• Goal of the exercise: Could you copy every line from the material below in which "weighted" appears?

• Task inputs:
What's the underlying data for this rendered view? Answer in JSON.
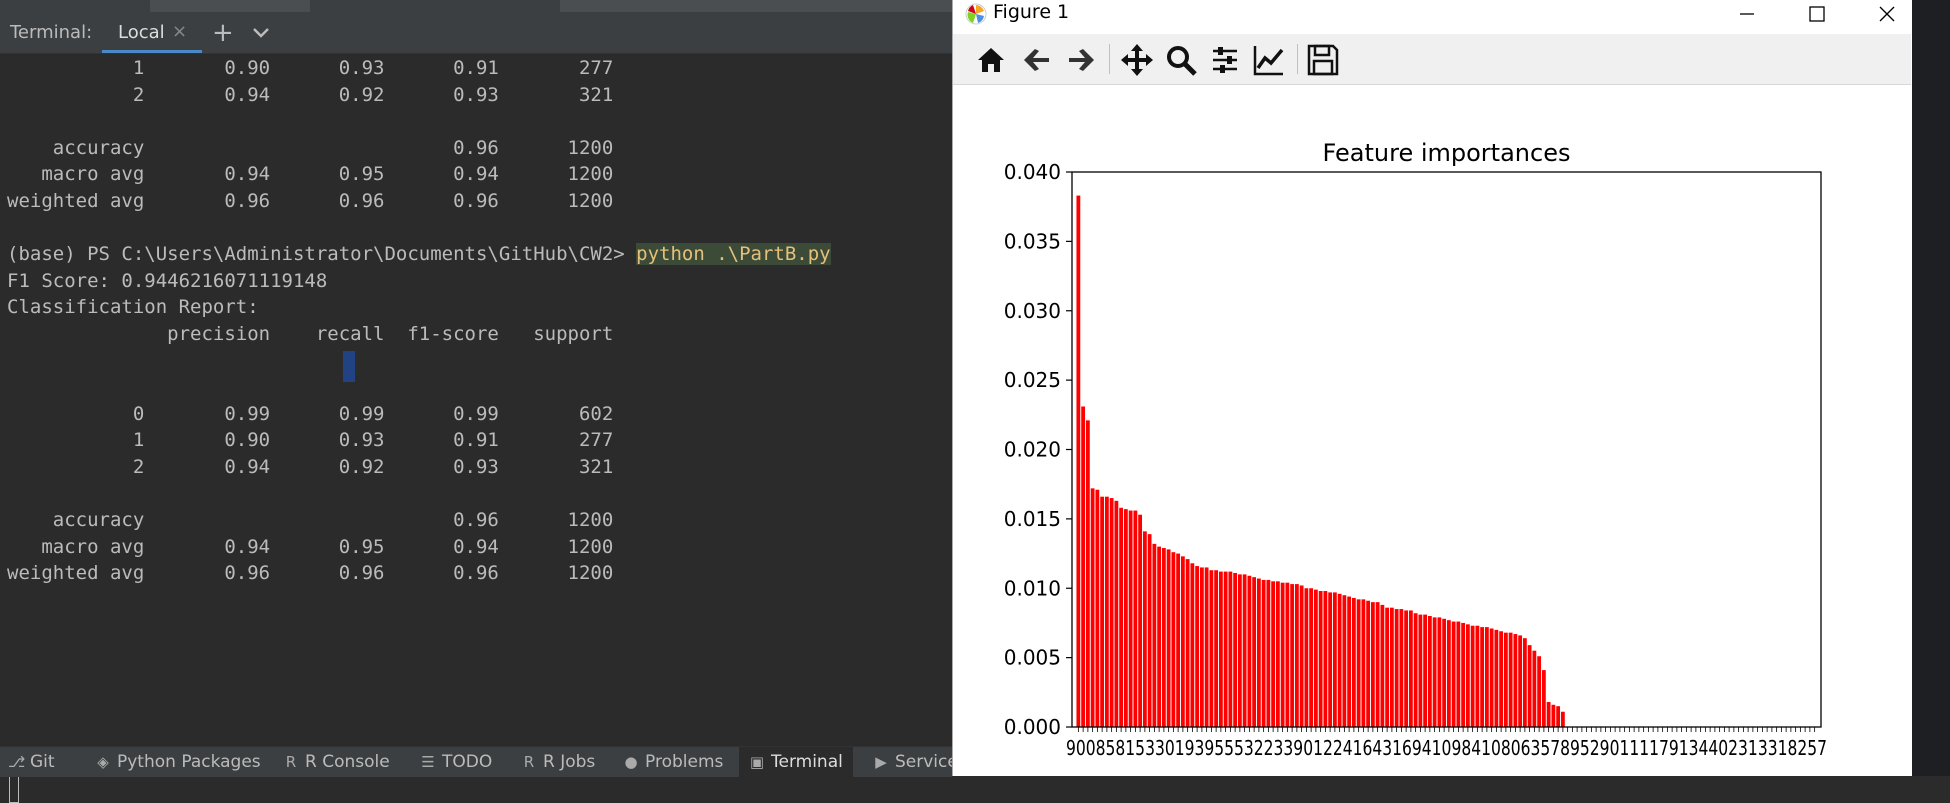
{
  "ide": {
    "tabbar": {
      "terminal_label": "Terminal:",
      "local_tab": "Local",
      "close_glyph": "×",
      "new_tab_glyph": "+"
    },
    "terminal_lines": [
      "           1       0.90      0.93      0.91       277",
      "           2       0.94      0.92      0.93       321",
      "",
      "    accuracy                           0.96      1200",
      "   macro avg       0.94      0.95      0.94      1200",
      "weighted avg       0.96      0.96      0.96      1200",
      "",
      "(base) PS C:\\Users\\Administrator\\Documents\\GitHub\\CW2> ",
      "F1 Score: 0.9446216071119148",
      "Classification Report:",
      "              precision    recall  f1-score   support",
      "",
      "",
      "           0       0.99      0.99      0.99       602",
      "           1       0.90      0.93      0.91       277",
      "           2       0.94      0.92      0.93       321",
      "",
      "    accuracy                           0.96      1200",
      "   macro avg       0.94      0.95      0.94      1200",
      "weighted avg       0.96      0.96      0.96      1200"
    ],
    "command": "python .\\PartB.py",
    "statusbar": [
      {
        "label": "Git",
        "icon": "git-branch-icon"
      },
      {
        "label": "Python Packages",
        "icon": "layers-icon"
      },
      {
        "label": "R Console",
        "icon": "r-icon"
      },
      {
        "label": "TODO",
        "icon": "list-icon"
      },
      {
        "label": "R Jobs",
        "icon": "r-icon"
      },
      {
        "label": "Problems",
        "icon": "alert-icon"
      },
      {
        "label": "Terminal",
        "icon": "terminal-icon",
        "active": true
      },
      {
        "label": "Services",
        "icon": "play-icon"
      }
    ]
  },
  "figure": {
    "window_title": "Figure 1",
    "toolbar": [
      "home-icon",
      "back-icon",
      "forward-icon",
      "pan-icon",
      "zoom-icon",
      "configure-subplots-icon",
      "edit-axis-icon",
      "save-icon"
    ]
  },
  "chart_data": {
    "type": "bar",
    "title": "Feature importances",
    "bar_color": "#ff0000",
    "ylim": [
      0,
      0.04
    ],
    "yticks": [
      "0.000",
      "0.005",
      "0.010",
      "0.015",
      "0.020",
      "0.025",
      "0.030",
      "0.035",
      "0.040"
    ],
    "xtick_labels_overlapping": "90085815330193955532233901224164316941098410806357895290111179134402313318257",
    "values": [
      0.0383,
      0.0231,
      0.0221,
      0.0172,
      0.0171,
      0.0166,
      0.0166,
      0.0165,
      0.0163,
      0.0158,
      0.0157,
      0.0156,
      0.0156,
      0.0153,
      0.0141,
      0.0139,
      0.0132,
      0.013,
      0.0129,
      0.0128,
      0.0126,
      0.0125,
      0.0123,
      0.0121,
      0.0118,
      0.0116,
      0.0115,
      0.0115,
      0.0113,
      0.0113,
      0.0112,
      0.0112,
      0.0112,
      0.0111,
      0.011,
      0.011,
      0.0109,
      0.0108,
      0.0107,
      0.0106,
      0.0106,
      0.0105,
      0.0105,
      0.0104,
      0.0104,
      0.0103,
      0.0103,
      0.0102,
      0.01,
      0.01,
      0.0099,
      0.0098,
      0.0098,
      0.0097,
      0.0097,
      0.0096,
      0.0095,
      0.0094,
      0.0093,
      0.0092,
      0.0092,
      0.0091,
      0.009,
      0.009,
      0.0088,
      0.0086,
      0.0086,
      0.0085,
      0.0085,
      0.0084,
      0.0084,
      0.0082,
      0.0081,
      0.0081,
      0.008,
      0.0079,
      0.0079,
      0.0078,
      0.0077,
      0.0076,
      0.0076,
      0.0075,
      0.0074,
      0.0073,
      0.0073,
      0.0072,
      0.0072,
      0.0071,
      0.007,
      0.0069,
      0.0068,
      0.0068,
      0.0067,
      0.0066,
      0.0064,
      0.0059,
      0.0055,
      0.0051,
      0.0041,
      0.0018,
      0.0016,
      0.0015,
      0.0011,
      0,
      0,
      0,
      0,
      0,
      0,
      0,
      0,
      0,
      0,
      0,
      0,
      0,
      0,
      0,
      0,
      0,
      0,
      0,
      0,
      0,
      0,
      0,
      0,
      0,
      0,
      0,
      0,
      0,
      0,
      0,
      0,
      0,
      0,
      0,
      0,
      0,
      0,
      0,
      0,
      0,
      0,
      0,
      0,
      0,
      0,
      0,
      0,
      0,
      0,
      0,
      0,
      0
    ]
  }
}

• Exercise result:
      "weighted avg       0.96      0.96      0.96      1200",
      "weighted avg       0.96      0.96      0.96      1200"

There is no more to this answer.